§ A run of records:
====================

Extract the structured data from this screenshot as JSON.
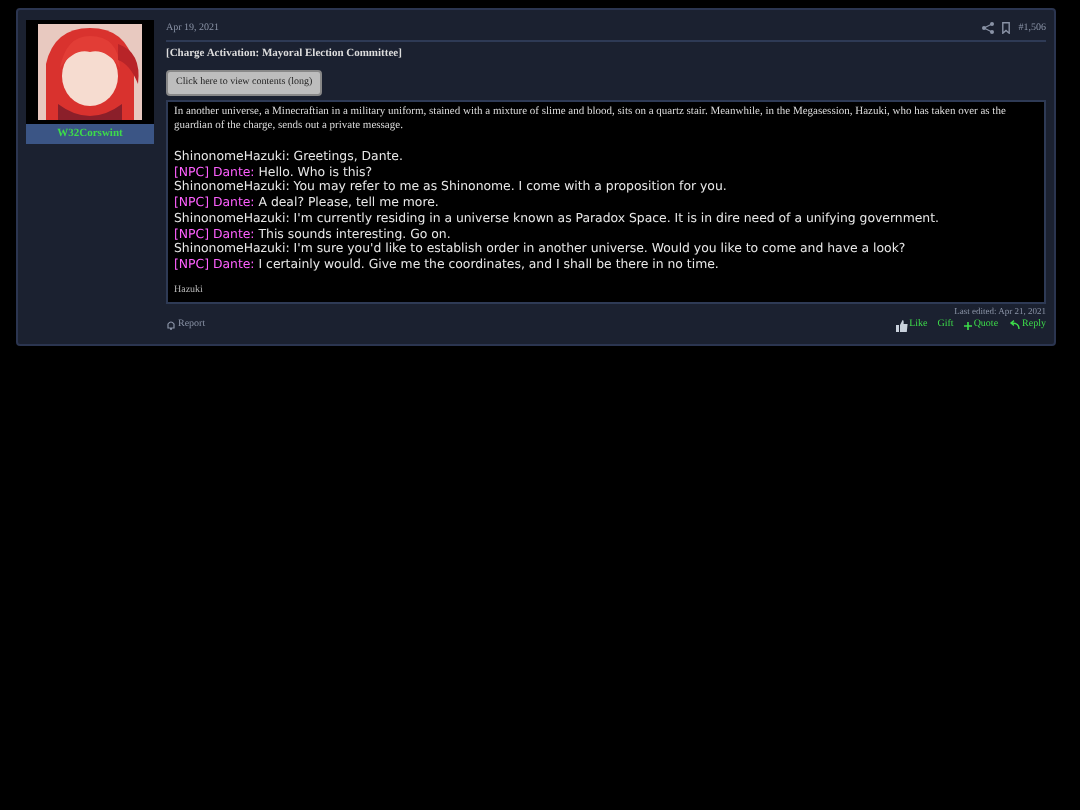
{
  "post": {
    "author": "W32Corswint",
    "date": "Apr 19, 2021",
    "post_number": "#1,506",
    "title": "[Charge Activation: Mayoral Election Committee]",
    "spoiler_button": "Click here to view contents (long)",
    "narration": "In another universe, a Minecraftian in a military uniform, stained with a mixture of slime and blood, sits on a quartz stair. Meanwhile, in the Megasession, Hazuki, who has taken over as the guardian of the charge, sends out a private message.",
    "chat": [
      {
        "kind": "player",
        "speaker": "ShinonomeHazuki:",
        "text": "Greetings, Dante."
      },
      {
        "kind": "npc",
        "speaker": "[NPC] Dante:",
        "text": "Hello. Who is this?"
      },
      {
        "kind": "player",
        "speaker": "ShinonomeHazuki:",
        "text": "You may refer to me as Shinonome. I come with a proposition for you."
      },
      {
        "kind": "npc",
        "speaker": "[NPC] Dante:",
        "text": "A deal? Please, tell me more."
      },
      {
        "kind": "player",
        "speaker": "ShinonomeHazuki:",
        "text": "I'm currently residing in a universe known as Paradox Space. It is in dire need of a unifying government."
      },
      {
        "kind": "npc",
        "speaker": "[NPC] Dante:",
        "text": "This sounds interesting. Go on."
      },
      {
        "kind": "player",
        "speaker": "ShinonomeHazuki:",
        "text": "I'm sure you'd like to establish order in another universe. Would you like to come and have a look?"
      },
      {
        "kind": "npc",
        "speaker": "[NPC] Dante:",
        "text": "I certainly would. Give me the coordinates, and I shall be there in no time."
      }
    ],
    "signature": "Hazuki",
    "last_edited": "Last edited: Apr 21, 2021",
    "report": "Report",
    "actions": [
      {
        "kind": "like",
        "label": "Like"
      },
      {
        "kind": "plain",
        "label": "Gift"
      },
      {
        "kind": "quote",
        "label": "Quote"
      },
      {
        "kind": "reply",
        "label": "Reply"
      }
    ]
  }
}
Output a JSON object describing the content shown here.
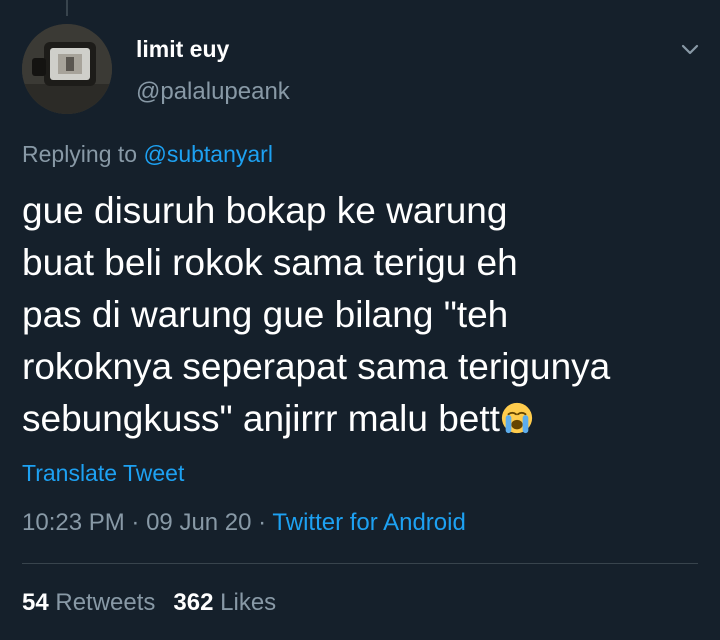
{
  "tweet": {
    "display_name": "limit euy",
    "handle": "@palalupeank",
    "reply_prefix": "Replying to",
    "reply_to": "@subtanyarl",
    "text_lines": [
      "gue disuruh bokap ke warung",
      "buat beli rokok sama terigu eh",
      "pas di warung gue bilang \"teh",
      "rokoknya seperapat sama terigunya",
      "sebungkuss\" anjirrr malu bett"
    ],
    "emoji": "loudly-crying-face",
    "translate_label": "Translate Tweet",
    "time": "10:23 PM",
    "separator": "·",
    "date": "09 Jun 20",
    "source": "Twitter for Android",
    "retweets_count": "54",
    "retweets_label": "Retweets",
    "likes_count": "362",
    "likes_label": "Likes"
  },
  "icons": {
    "menu": "chevron-down-icon",
    "avatar": "avatar"
  },
  "colors": {
    "background": "#15202b",
    "text": "#ffffff",
    "muted": "#8899a6",
    "accent": "#1da1f2",
    "divider": "#38444d"
  }
}
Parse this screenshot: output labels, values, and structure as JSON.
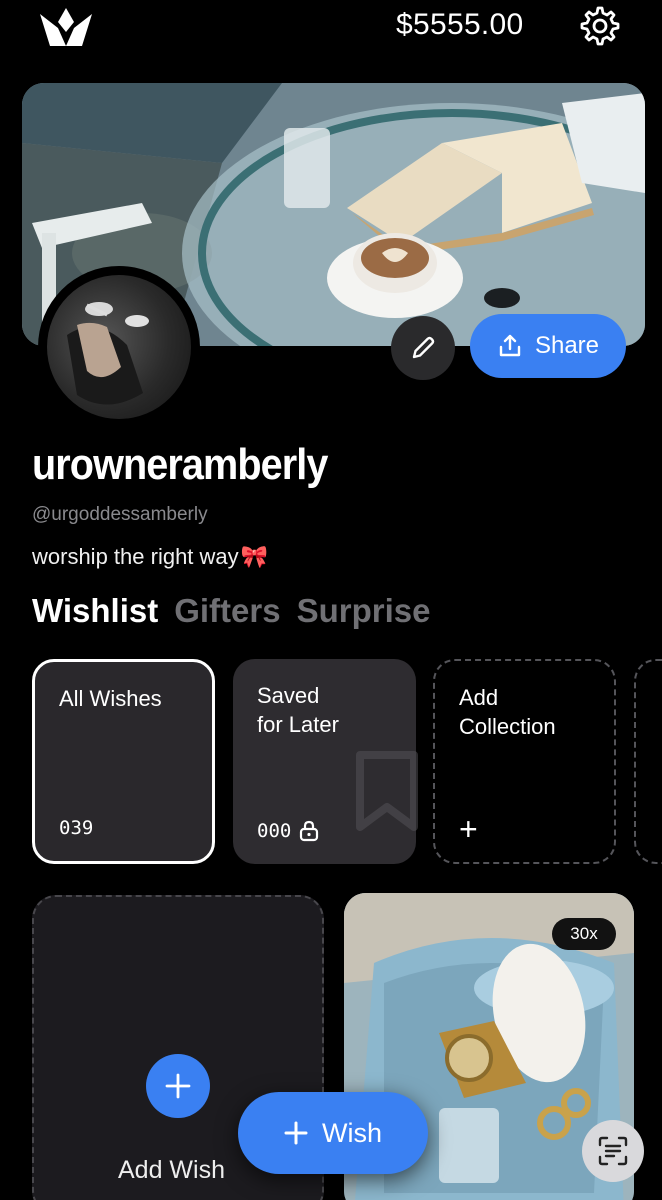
{
  "header": {
    "balance": "$5555.00",
    "logo_icon": "crown-lotus-logo",
    "settings_icon": "gear-icon"
  },
  "profile": {
    "cover_image": "cafe-book-coffee-photo",
    "avatar_image": "profile-photo",
    "share_label": "Share",
    "username": "urowneramberly",
    "handle": "@urgoddessamberly",
    "bio": "worship the right way",
    "bio_emoji": "🎀"
  },
  "tabs": [
    {
      "label": "Wishlist",
      "active": true
    },
    {
      "label": "Gifters",
      "active": false
    },
    {
      "label": "Surprise",
      "active": false
    }
  ],
  "collections": [
    {
      "title_line1": "All Wishes",
      "title_line2": "",
      "count": "039"
    },
    {
      "title_line1": "Saved",
      "title_line2": "for Later",
      "count": "000"
    },
    {
      "title_line1": "Add",
      "title_line2": "Collection",
      "count": "+"
    }
  ],
  "wishes": {
    "add_label": "Add Wish",
    "product_qty": "30x",
    "fab_label": "Wish"
  },
  "colors": {
    "accent": "#3a80f2",
    "background": "#000000",
    "card": "#2a282c"
  }
}
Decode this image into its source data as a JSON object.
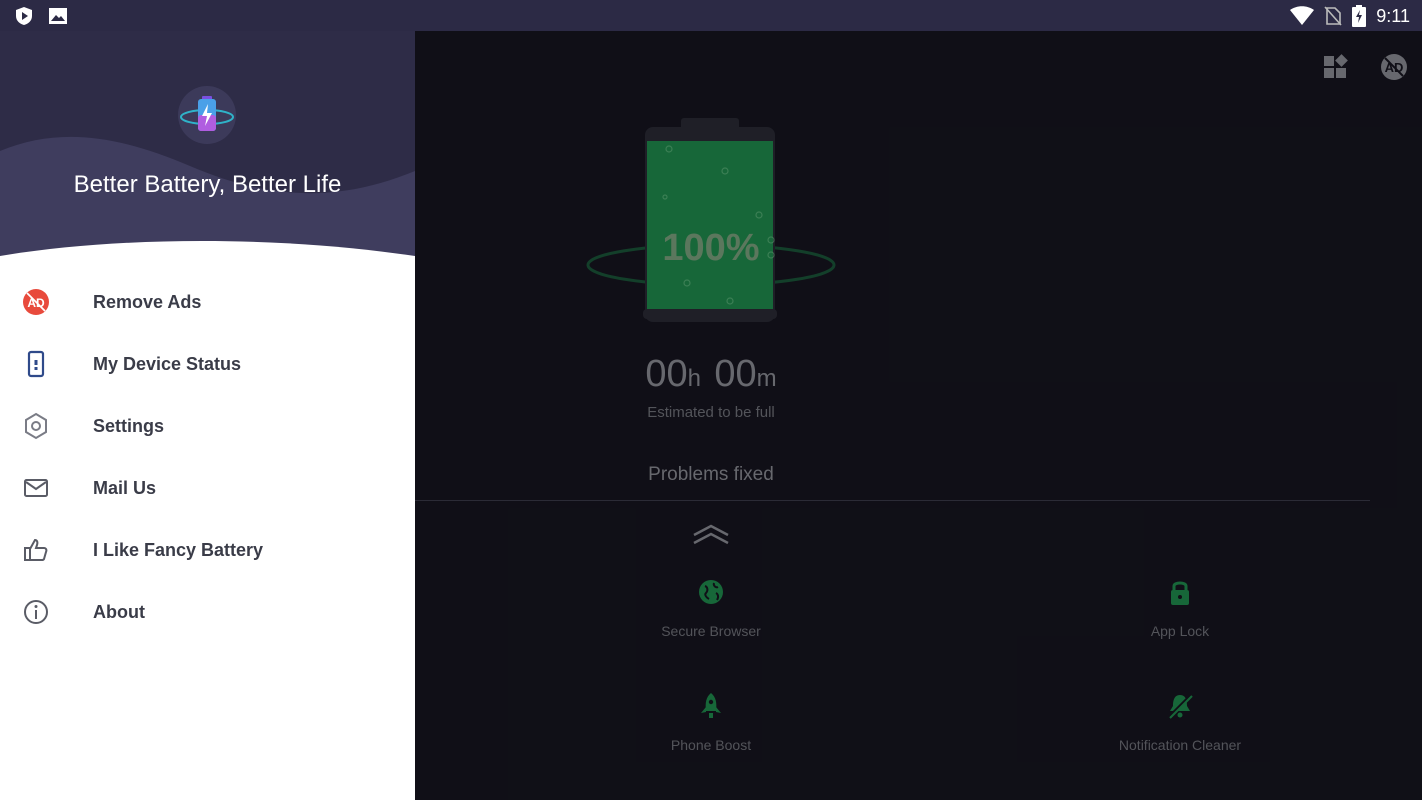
{
  "status_bar": {
    "time": "9:11",
    "left_icons": [
      "shield-play-icon",
      "image-icon"
    ],
    "right_icons": [
      "wifi-icon",
      "no-sim-icon",
      "battery-charging-icon"
    ]
  },
  "drawer": {
    "slogan": "Better Battery, Better Life",
    "items": [
      {
        "label": "Remove Ads",
        "icon": "no-ads-icon"
      },
      {
        "label": "My Device Status",
        "icon": "phone-icon"
      },
      {
        "label": "Settings",
        "icon": "gear-icon"
      },
      {
        "label": "Mail Us",
        "icon": "mail-icon"
      },
      {
        "label": "I Like Fancy Battery",
        "icon": "thumbs-up-icon"
      },
      {
        "label": "About",
        "icon": "info-icon"
      }
    ]
  },
  "main": {
    "battery_percent": "100%",
    "battery_level": 1.0,
    "hours": "00",
    "hours_unit": "h",
    "minutes": "00",
    "minutes_unit": "m",
    "estimate_label": "Estimated to be full",
    "problems_label": "Problems fixed",
    "features": [
      {
        "label": "Secure Browser",
        "icon": "globe-icon"
      },
      {
        "label": "App Lock",
        "icon": "lock-icon"
      },
      {
        "label": "Phone Boost",
        "icon": "rocket-icon"
      },
      {
        "label": "Notification Cleaner",
        "icon": "bell-off-icon"
      }
    ]
  },
  "colors": {
    "accent_green": "#1f8a4c",
    "drawer_header": "#3c3a5a",
    "status_bar": "#2c2a45"
  }
}
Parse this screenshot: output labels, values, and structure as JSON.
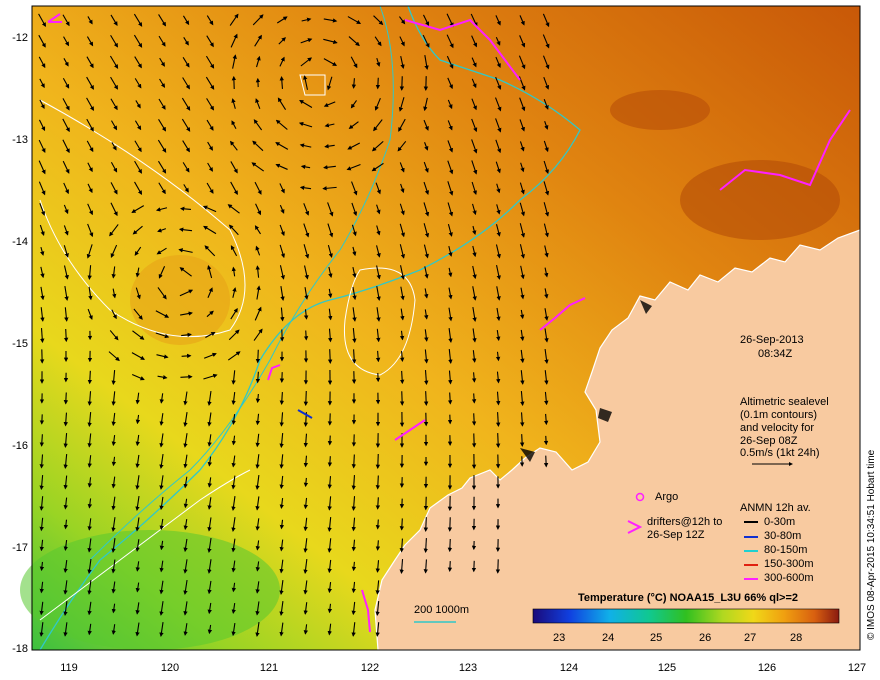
{
  "map": {
    "lon_ticks": [
      "119",
      "120",
      "121",
      "122",
      "123",
      "124",
      "125",
      "126",
      "127"
    ],
    "lat_ticks": [
      "-12",
      "-13",
      "-14",
      "-15",
      "-16",
      "-17",
      "-18"
    ],
    "date": "26-Sep-2013",
    "time": "08:34Z",
    "altimetry_note": [
      "Altimetric sealevel",
      "(0.1m contours)",
      "and velocity for",
      "26-Sep 08Z",
      "0.5m/s (1kt 24h)"
    ],
    "argo_label": "Argo",
    "drifters_label": [
      "drifters@12h to",
      "26-Sep 12Z"
    ],
    "anmn_title": "ANMN 12h av.",
    "anmn_depths": [
      {
        "label": "0-30m",
        "color": "#000000"
      },
      {
        "label": "30-80m",
        "color": "#1030d0"
      },
      {
        "label": "80-150m",
        "color": "#20d0d0"
      },
      {
        "label": "150-300m",
        "color": "#e02010"
      },
      {
        "label": "300-600m",
        "color": "#ff20ff"
      }
    ],
    "isobath_label": "200  1000m",
    "colorbar_title": "Temperature (°C) NOAA15_L3U 66% ql>=2",
    "colorbar_ticks": [
      "23",
      "24",
      "25",
      "26",
      "27",
      "28"
    ],
    "credit": "© IMOS 08-Apr-2015 10:34:51 Hobart time",
    "colors": {
      "land": "#f8caa0",
      "drifter": "#ff20ff",
      "isobath": "#30c8c8",
      "contour": "#ffffff"
    }
  }
}
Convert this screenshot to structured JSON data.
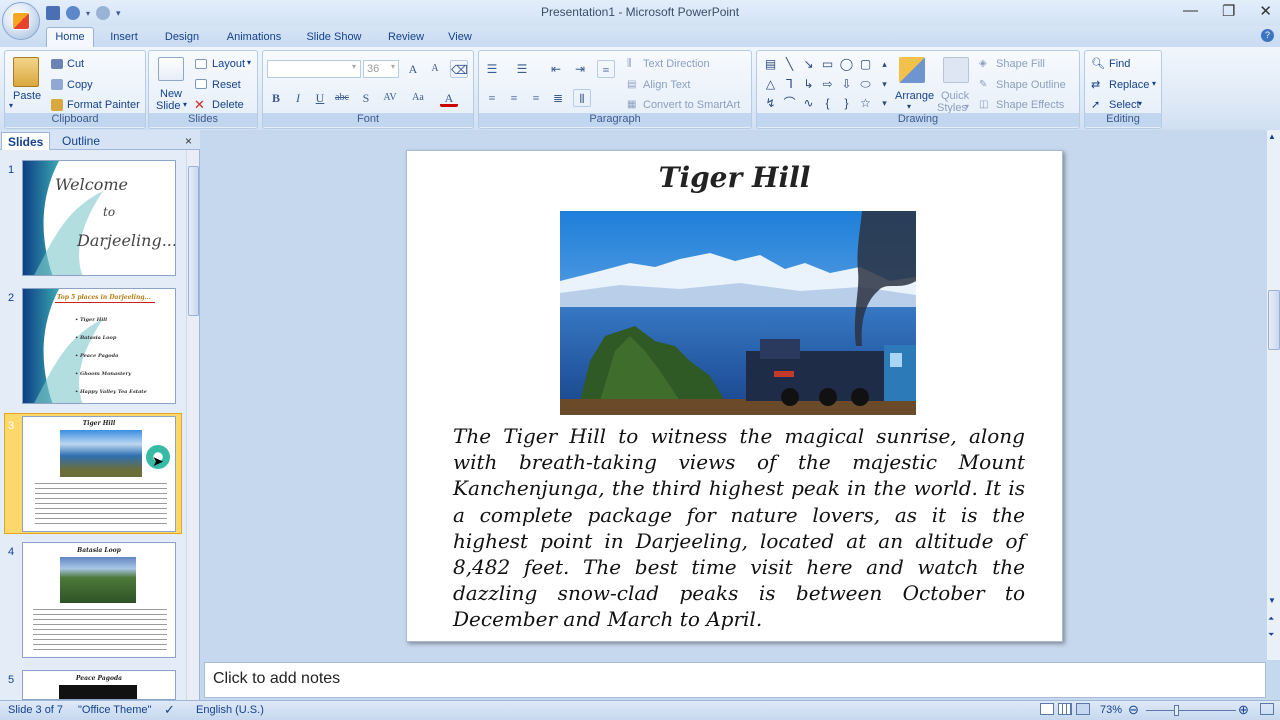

====================

§ Do this:
Write out the entries above verbatim; the pictures do not belong in your copy.

§ Exercise answer:
Extract the structured data from this screenshot as JSON.
{
  "post": {
    "author": "W32Corswint",
    "date": "Apr 19, 2021",
    "post_number": "#1,506",
    "title": "[Charge Activation: Mayoral Election Committee]",
    "spoiler_button": "Click here to view contents (long)",
    "narration": "In another universe, a Minecraftian in a military uniform, stained with a mixture of slime and blood, sits on a quartz stair. Meanwhile, in the Megasession, Hazuki, who has taken over as the guardian of the charge, sends out a private message.",
    "chat": [
      {
        "kind": "player",
        "speaker": "ShinonomeHazuki:",
        "text": "Greetings, Dante."
      },
      {
        "kind": "npc",
        "speaker": "[NPC] Dante:",
        "text": "Hello. Who is this?"
      },
      {
        "kind": "player",
        "speaker": "ShinonomeHazuki:",
        "text": "You may refer to me as Shinonome. I come with a proposition for you."
      },
      {
        "kind": "npc",
        "speaker": "[NPC] Dante:",
        "text": "A deal? Please, tell me more."
      },
      {
        "kind": "player",
        "speaker": "ShinonomeHazuki:",
        "text": "I'm currently residing in a universe known as Paradox Space. It is in dire need of a unifying government."
      },
      {
        "kind": "npc",
        "speaker": "[NPC] Dante:",
        "text": "This sounds interesting. Go on."
      },
      {
        "kind": "player",
        "speaker": "ShinonomeHazuki:",
        "text": "I'm sure you'd like to establish order in another universe. Would you like to come and have a look?"
      },
      {
        "kind": "npc",
        "speaker": "[NPC] Dante:",
        "text": "I certainly would. Give me the coordinates, and I shall be there in no time."
      }
    ],
    "signature": "Hazuki",
    "last_edited": "Last edited: Apr 21, 2021",
    "report": "Report",
    "actions": [
      {
        "kind": "like",
        "label": "Like"
      },
      {
        "kind": "plain",
        "label": "Gift"
      },
      {
        "kind": "quote",
        "label": "Quote"
      },
      {
        "kind": "reply",
        "label": "Reply"
      }
    ]
  }
}
Output a JSON object describing the content shown here.
{
  "tweet": {
    "display_name": "limit euy",
    "handle": "@palalupeank",
    "reply_prefix": "Replying to",
    "reply_to": "@subtanyarl",
    "text_lines": [
      "gue disuruh bokap ke warung",
      "buat beli rokok sama terigu eh",
      "pas di warung gue bilang \"teh",
      "rokoknya seperapat sama terigunya",
      "sebungkuss\" anjirrr malu bett"
    ],
    "emoji": "loudly-crying-face",
    "translate_label": "Translate Tweet",
    "time": "10:23 PM",
    "separator": "·",
    "date": "09 Jun 20",
    "source": "Twitter for Android",
    "retweets_count": "54",
    "retweets_label": "Retweets",
    "likes_count": "362",
    "likes_label": "Likes"
  },
  "icons": {
    "menu": "chevron-down-icon",
    "avatar": "avatar"
  },
  "colors": {
    "background": "#15202b",
    "text": "#ffffff",
    "muted": "#8899a6",
    "accent": "#1da1f2",
    "divider": "#38444d"
  }
}
Parse this screenshot: output labels, values, and structure as JSON.
{
  "header": {
    "balance": "$5555.00",
    "logo_icon": "crown-lotus-logo",
    "settings_icon": "gear-icon"
  },
  "profile": {
    "cover_image": "cafe-book-coffee-photo",
    "avatar_image": "profile-photo",
    "share_label": "Share",
    "username": "urowneramberly",
    "handle": "@urgoddessamberly",
    "bio": "worship the right way",
    "bio_emoji": "🎀"
  },
  "tabs": [
    {
      "label": "Wishlist",
      "active": true
    },
    {
      "label": "Gifters",
      "active": false
    },
    {
      "label": "Surprise",
      "active": false
    }
  ],
  "collections": [
    {
      "title_line1": "All Wishes",
      "title_line2": "",
      "count": "039"
    },
    {
      "title_line1": "Saved",
      "title_line2": "for Later",
      "count": "000"
    },
    {
      "title_line1": "Add",
      "title_line2": "Collection",
      "count": "+"
    }
  ],
  "wishes": {
    "add_label": "Add Wish",
    "product_qty": "30x",
    "fab_label": "Wish"
  },
  "colors": {
    "accent": "#3a80f2",
    "background": "#000000",
    "card": "#2a282c"
  }
}
Decode this image into its source data as a JSON object.
{
  "status_bar": {
    "time": "9:11",
    "left_icons": [
      "shield-play-icon",
      "image-icon"
    ],
    "right_icons": [
      "wifi-icon",
      "no-sim-icon",
      "battery-charging-icon"
    ]
  },
  "drawer": {
    "slogan": "Better Battery, Better Life",
    "items": [
      {
        "label": "Remove Ads",
        "icon": "no-ads-icon"
      },
      {
        "label": "My Device Status",
        "icon": "phone-icon"
      },
      {
        "label": "Settings",
        "icon": "gear-icon"
      },
      {
        "label": "Mail Us",
        "icon": "mail-icon"
      },
      {
        "label": "I Like Fancy Battery",
        "icon": "thumbs-up-icon"
      },
      {
        "label": "About",
        "icon": "info-icon"
      }
    ]
  },
  "main": {
    "battery_percent": "100%",
    "battery_level": 1.0,
    "hours": "00",
    "hours_unit": "h",
    "minutes": "00",
    "minutes_unit": "m",
    "estimate_label": "Estimated to be full",
    "problems_label": "Problems fixed",
    "features": [
      {
        "label": "Secure Browser",
        "icon": "globe-icon"
      },
      {
        "label": "App Lock",
        "icon": "lock-icon"
      },
      {
        "label": "Phone Boost",
        "icon": "rocket-icon"
      },
      {
        "label": "Notification Cleaner",
        "icon": "bell-off-icon"
      }
    ]
  },
  "colors": {
    "accent_green": "#1f8a4c",
    "drawer_header": "#3c3a5a",
    "status_bar": "#2c2a45"
  }
}
Parse this screenshot: output labels, values, and structure as JSON.
{
  "map": {
    "lon_ticks": [
      "119",
      "120",
      "121",
      "122",
      "123",
      "124",
      "125",
      "126",
      "127"
    ],
    "lat_ticks": [
      "-12",
      "-13",
      "-14",
      "-15",
      "-16",
      "-17",
      "-18"
    ],
    "date": "26-Sep-2013",
    "time": "08:34Z",
    "altimetry_note": [
      "Altimetric sealevel",
      "(0.1m contours)",
      "and velocity for",
      "26-Sep 08Z",
      "0.5m/s (1kt 24h)"
    ],
    "argo_label": "Argo",
    "drifters_label": [
      "drifters@12h to",
      "26-Sep 12Z"
    ],
    "anmn_title": "ANMN 12h av.",
    "anmn_depths": [
      {
        "label": "0-30m",
        "color": "#000000"
      },
      {
        "label": "30-80m",
        "color": "#1030d0"
      },
      {
        "label": "80-150m",
        "color": "#20d0d0"
      },
      {
        "label": "150-300m",
        "color": "#e02010"
      },
      {
        "label": "300-600m",
        "color": "#ff20ff"
      }
    ],
    "isobath_label": "200  1000m",
    "colorbar_title": "Temperature (°C) NOAA15_L3U 66% ql>=2",
    "colorbar_ticks": [
      "23",
      "24",
      "25",
      "26",
      "27",
      "28"
    ],
    "credit": "© IMOS 08-Apr-2015 10:34:51 Hobart time",
    "colors": {
      "land": "#f8caa0",
      "drifter": "#ff20ff",
      "isobath": "#30c8c8",
      "contour": "#ffffff"
    }
  }
}
Convert this screenshot to structured JSON data.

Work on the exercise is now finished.